Problem to work on: Pictures do not belong in the copy. Write out exactly the lines from the one containing "Parse this chart and return its data as JSON." through the end of the data.

#### Records for processing

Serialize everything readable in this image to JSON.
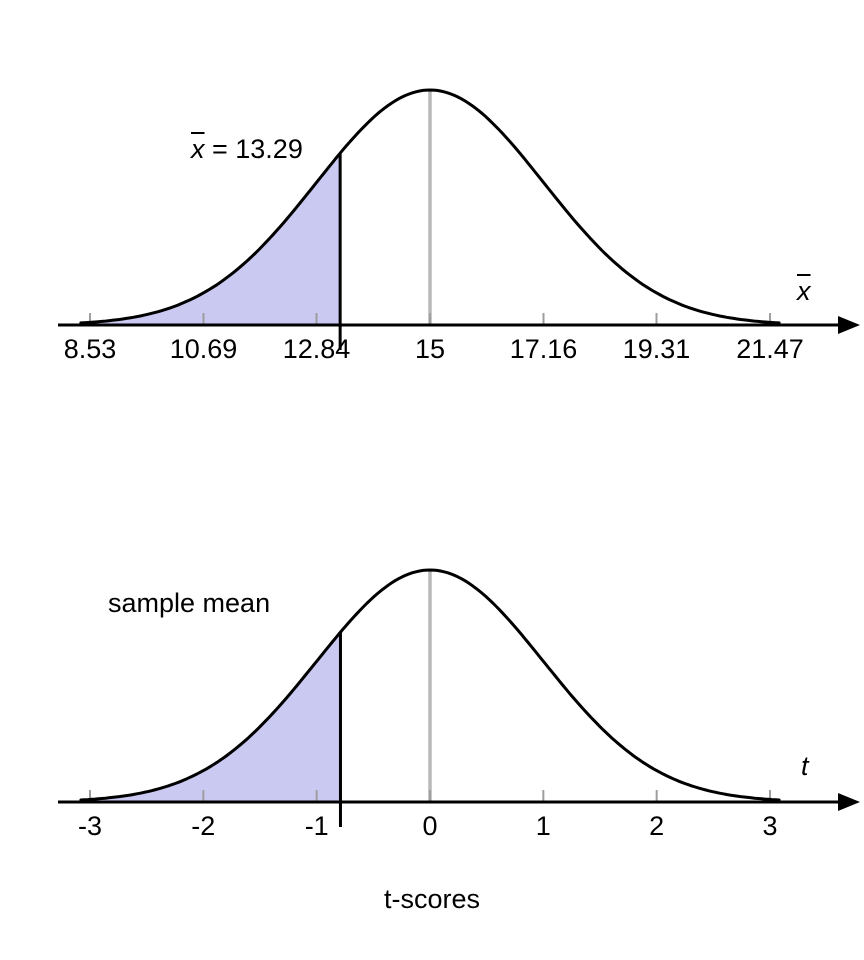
{
  "colors": {
    "background": "#ffffff",
    "shade": "#c9c9f2",
    "curve": "#000000",
    "mean_line": "#b9b9b9",
    "tick": "#9e9e9e",
    "axis": "#000000",
    "text": "#000000"
  },
  "chart_data": [
    {
      "type": "area",
      "curve": "normal-density",
      "mean": 15,
      "sd": 2.16,
      "ticks": [
        8.53,
        10.69,
        12.84,
        15,
        17.16,
        19.31,
        21.47
      ],
      "tick_labels": [
        "8.53",
        "10.69",
        "12.84",
        "15",
        "17.16",
        "19.31",
        "21.47"
      ],
      "shade_from": 8.53,
      "shade_to": 13.29,
      "cutoff": 13.29,
      "cutoff_label": {
        "symbol": "x",
        "text": " = 13.29"
      },
      "axis_symbol": "x",
      "mean_line_at": 15,
      "grid": false,
      "legend": false
    },
    {
      "type": "area",
      "curve": "normal-density",
      "mean": 0,
      "sd": 1,
      "ticks": [
        -3,
        -2,
        -1,
        0,
        1,
        2,
        3
      ],
      "tick_labels": [
        "-3",
        "-2",
        "-1",
        "0",
        "1",
        "2",
        "3"
      ],
      "shade_from": -3,
      "shade_to": -0.79,
      "cutoff": -0.79,
      "annotation": "sample mean",
      "axis_symbol": "t",
      "xlabel": "t-scores",
      "mean_line_at": 0,
      "grid": false,
      "legend": false
    }
  ]
}
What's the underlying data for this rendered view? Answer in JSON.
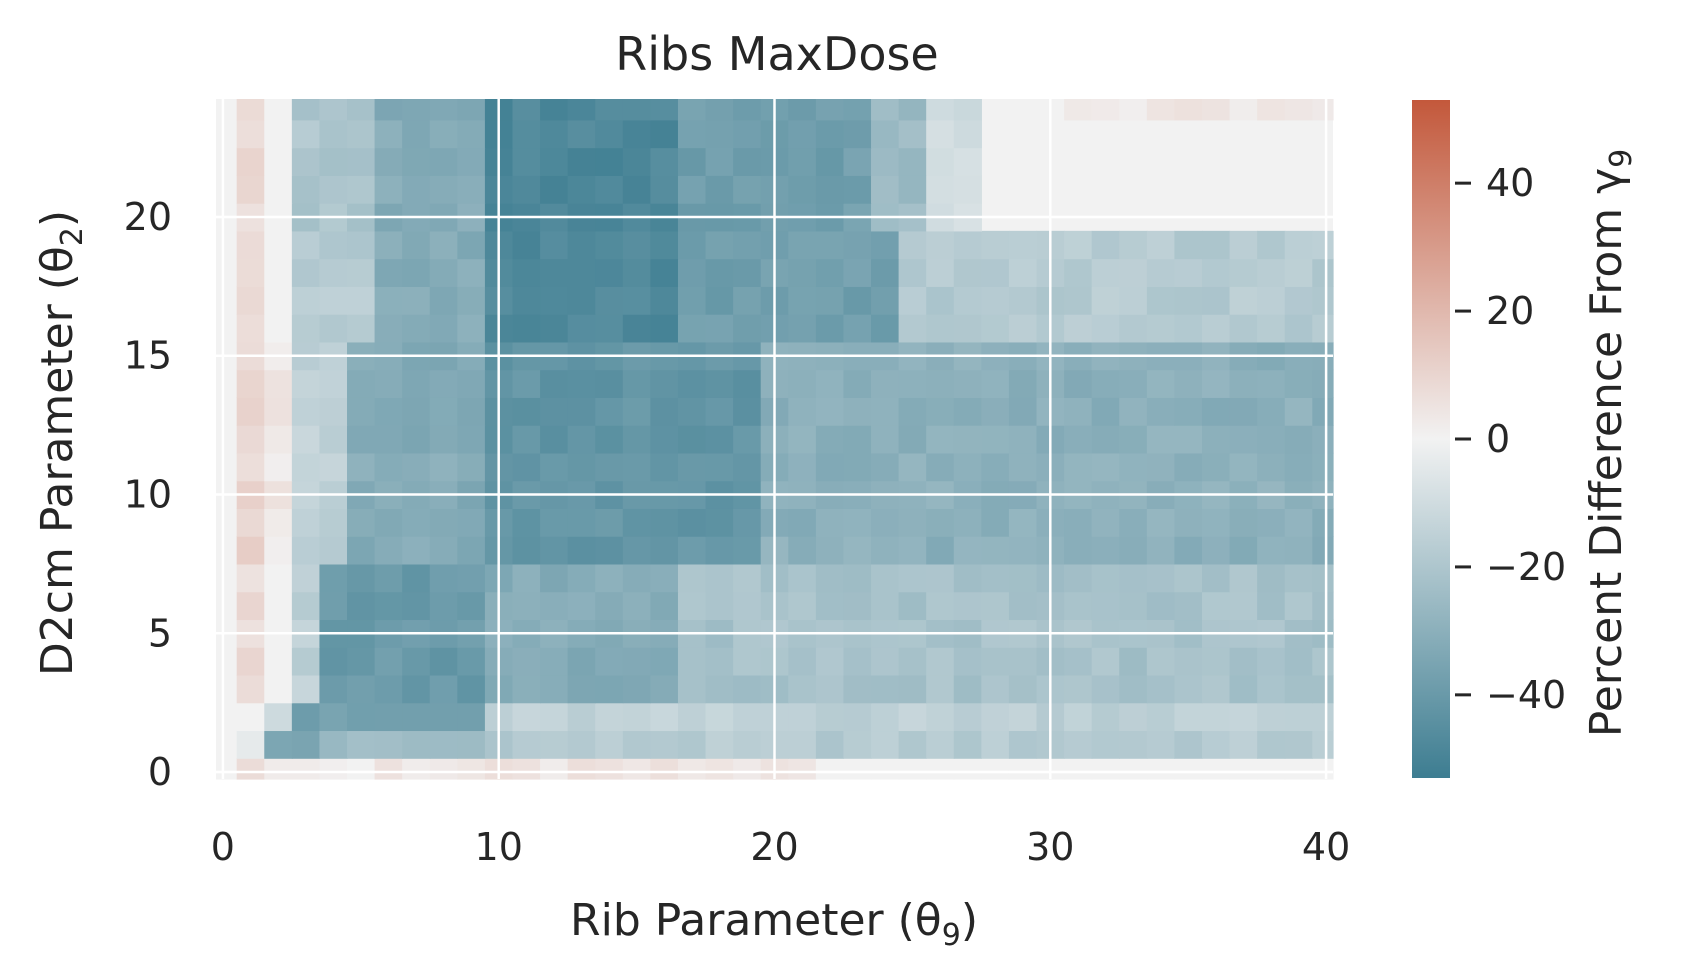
{
  "chart_data": {
    "type": "heatmap",
    "title": "Ribs MaxDose",
    "xlabel": "Rib Parameter (θ",
    "xlabel_sub": "9",
    "xlabel_end": ")",
    "ylabel": "D2cm Parameter (θ",
    "ylabel_sub": "2",
    "ylabel_end": ")",
    "colorbar_label": "Percent Difference From γ",
    "colorbar_label_sub": "9",
    "xlim": [
      -0.25,
      40.25
    ],
    "ylim": [
      -0.25,
      24.25
    ],
    "xticks": [
      0,
      10,
      20,
      30,
      40
    ],
    "xtick_labels": [
      "0",
      "10",
      "20",
      "30",
      "40"
    ],
    "yticks": [
      0,
      5,
      10,
      15,
      20
    ],
    "ytick_labels": [
      "0",
      "5",
      "10",
      "15",
      "20"
    ],
    "colorbar_range": [
      -53,
      53
    ],
    "colorbar_ticks": [
      40,
      20,
      0,
      -20,
      -40
    ],
    "colorbar_tick_labels": [
      "40",
      "20",
      "0",
      "−20",
      "−40"
    ],
    "colormap": {
      "low": "#3d7d91",
      "mid": "#f2f2f2",
      "high": "#c3583b"
    },
    "grid": true,
    "grid_color": "#ffffff",
    "background": "#f2f2f2",
    "x_bins": 41,
    "y_bins": 25,
    "regions": [
      {
        "x": [
          0,
          40
        ],
        "y": [
          0,
          0
        ],
        "value": 0
      },
      {
        "x": [
          1,
          2
        ],
        "y": [
          0,
          0
        ],
        "value": 5
      },
      {
        "x": [
          3,
          4
        ],
        "y": [
          0,
          0
        ],
        "value": 2
      },
      {
        "x": [
          6,
          6
        ],
        "y": [
          0,
          0
        ],
        "value": 5
      },
      {
        "x": [
          7,
          21
        ],
        "y": [
          0,
          0
        ],
        "value": 4
      },
      {
        "x": [
          1,
          1
        ],
        "y": [
          1,
          1
        ],
        "value": -5
      },
      {
        "x": [
          2,
          40
        ],
        "y": [
          1,
          1
        ],
        "value": -18
      },
      {
        "x": [
          2,
          3
        ],
        "y": [
          1,
          1
        ],
        "value": -35
      },
      {
        "x": [
          4,
          9
        ],
        "y": [
          1,
          1
        ],
        "value": -25
      },
      {
        "x": [
          1,
          1
        ],
        "y": [
          2,
          2
        ],
        "value": 0
      },
      {
        "x": [
          2,
          2
        ],
        "y": [
          2,
          2
        ],
        "value": -10
      },
      {
        "x": [
          3,
          9
        ],
        "y": [
          2,
          2
        ],
        "value": -38
      },
      {
        "x": [
          10,
          40
        ],
        "y": [
          2,
          2
        ],
        "value": -15
      },
      {
        "x": [
          1,
          1
        ],
        "y": [
          3,
          7
        ],
        "value": 8
      },
      {
        "x": [
          2,
          2
        ],
        "y": [
          3,
          7
        ],
        "value": 0
      },
      {
        "x": [
          3,
          3
        ],
        "y": [
          3,
          7
        ],
        "value": -15
      },
      {
        "x": [
          4,
          9
        ],
        "y": [
          3,
          7
        ],
        "value": -40
      },
      {
        "x": [
          10,
          16
        ],
        "y": [
          3,
          7
        ],
        "value": -32
      },
      {
        "x": [
          17,
          40
        ],
        "y": [
          3,
          7
        ],
        "value": -22
      },
      {
        "x": [
          1,
          1
        ],
        "y": [
          8,
          15
        ],
        "value": 10
      },
      {
        "x": [
          2,
          2
        ],
        "y": [
          8,
          15
        ],
        "value": 3
      },
      {
        "x": [
          3,
          4
        ],
        "y": [
          8,
          15
        ],
        "value": -15
      },
      {
        "x": [
          5,
          9
        ],
        "y": [
          8,
          15
        ],
        "value": -32
      },
      {
        "x": [
          10,
          19
        ],
        "y": [
          8,
          15
        ],
        "value": -42
      },
      {
        "x": [
          20,
          40
        ],
        "y": [
          8,
          15
        ],
        "value": -30
      },
      {
        "x": [
          1,
          1
        ],
        "y": [
          16,
          19
        ],
        "value": 8
      },
      {
        "x": [
          2,
          2
        ],
        "y": [
          16,
          19
        ],
        "value": 0
      },
      {
        "x": [
          3,
          5
        ],
        "y": [
          16,
          19
        ],
        "value": -18
      },
      {
        "x": [
          6,
          9
        ],
        "y": [
          16,
          19
        ],
        "value": -32
      },
      {
        "x": [
          10,
          16
        ],
        "y": [
          16,
          19
        ],
        "value": -48
      },
      {
        "x": [
          17,
          24
        ],
        "y": [
          16,
          19
        ],
        "value": -38
      },
      {
        "x": [
          25,
          40
        ],
        "y": [
          16,
          19
        ],
        "value": -18
      },
      {
        "x": [
          1,
          1
        ],
        "y": [
          20,
          24
        ],
        "value": 8
      },
      {
        "x": [
          2,
          2
        ],
        "y": [
          20,
          24
        ],
        "value": 0
      },
      {
        "x": [
          3,
          5
        ],
        "y": [
          20,
          24
        ],
        "value": -20
      },
      {
        "x": [
          6,
          9
        ],
        "y": [
          20,
          24
        ],
        "value": -32
      },
      {
        "x": [
          10,
          16
        ],
        "y": [
          20,
          24
        ],
        "value": -48
      },
      {
        "x": [
          17,
          23
        ],
        "y": [
          20,
          24
        ],
        "value": -38
      },
      {
        "x": [
          24,
          25
        ],
        "y": [
          20,
          24
        ],
        "value": -25
      },
      {
        "x": [
          26,
          27
        ],
        "y": [
          20,
          24
        ],
        "value": -10
      },
      {
        "x": [
          31,
          40
        ],
        "y": [
          24,
          24
        ],
        "value": 3
      }
    ]
  }
}
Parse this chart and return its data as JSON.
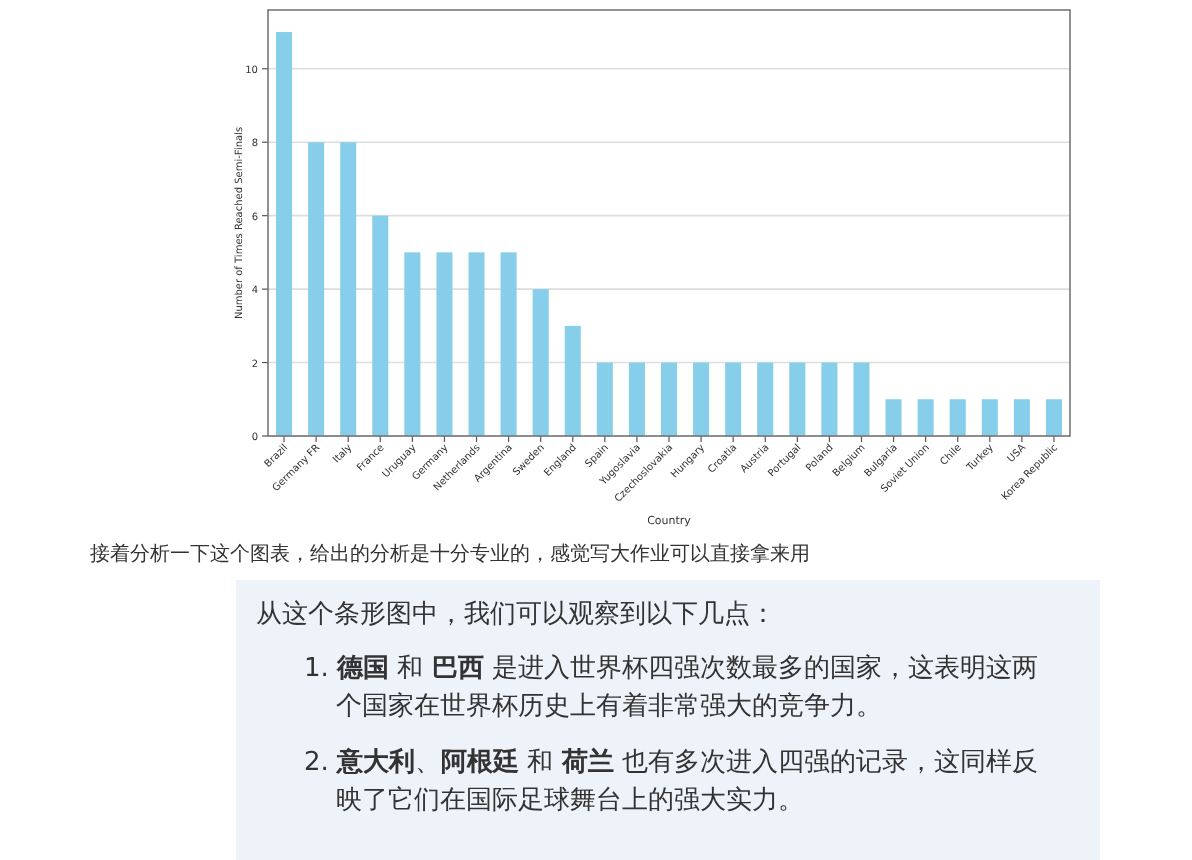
{
  "chart_data": {
    "type": "bar",
    "xlabel": "Country",
    "ylabel": "Number of Times Reached Semi-Finals",
    "categories": [
      "Brazil",
      "Germany FR",
      "Italy",
      "France",
      "Uruguay",
      "Germany",
      "Netherlands",
      "Argentina",
      "Sweden",
      "England",
      "Spain",
      "Yugoslavia",
      "Czechoslovakia",
      "Hungary",
      "Croatia",
      "Austria",
      "Portugal",
      "Poland",
      "Belgium",
      "Bulgaria",
      "Soviet Union",
      "Chile",
      "Turkey",
      "USA",
      "Korea Republic"
    ],
    "values": [
      11,
      8,
      8,
      6,
      5,
      5,
      5,
      5,
      4,
      3,
      2,
      2,
      2,
      2,
      2,
      2,
      2,
      2,
      2,
      1,
      1,
      1,
      1,
      1,
      1
    ],
    "color": "#87ceeb",
    "ylim": [
      0,
      11.6
    ],
    "yticks": [
      0,
      2,
      4,
      6,
      8,
      10
    ],
    "grid": "y",
    "annotations": [
      "接着分析一下这个图表，给出的分析是十分专业的，感觉写大作业可以直接拿来用",
      "从这个条形图中，我们可以观察到以下几点：",
      "1. **德国** 和 **巴西** 是进入世界杯四强次数最多的国家，这表明这两个国家在世界杯历史上有着非常强大的竞争力。",
      "2. **意大利**、**阿根廷** 和 **荷兰** 也有多次进入四强的记录，这同样反映了它们在国际足球舞台上的强大实力。"
    ]
  }
}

########

Finished task:
Parse this chart and return its data as JSON.
{
  "chart_data": {
    "type": "bar",
    "xlabel": "Country",
    "ylabel": "Number of Times Reached Semi-Finals",
    "categories": [
      "Brazil",
      "Germany FR",
      "Italy",
      "France",
      "Uruguay",
      "Germany",
      "Netherlands",
      "Argentina",
      "Sweden",
      "England",
      "Spain",
      "Yugoslavia",
      "Czechoslovakia",
      "Hungary",
      "Croatia",
      "Austria",
      "Portugal",
      "Poland",
      "Belgium",
      "Bulgaria",
      "Soviet Union",
      "Chile",
      "Turkey",
      "USA",
      "Korea Republic"
    ],
    "values": [
      11,
      8,
      8,
      6,
      5,
      5,
      5,
      5,
      4,
      3,
      2,
      2,
      2,
      2,
      2,
      2,
      2,
      2,
      2,
      1,
      1,
      1,
      1,
      1,
      1
    ],
    "color": "#87ceeb",
    "ylim": [
      0,
      11.6
    ],
    "yticks": [
      0,
      2,
      4,
      6,
      8,
      10
    ],
    "grid": "y",
    "annotations": [
      "接着分析一下这个图表，给出的分析是十分专业的，感觉写大作业可以直接拿来用",
      "从这个条形图中，我们可以观察到以下几点：",
      "1. **德国** 和 **巴西** 是进入世界杯四强次数最多的国家，这表明这两个国家在世界杯历史上有着非常强大的竞争力。",
      "2. **意大利**、**阿根廷** 和 **荷兰** 也有多次进入四强的记录，这同样反映了它们在国际足球舞台上的强大实力。"
    ]
  }
}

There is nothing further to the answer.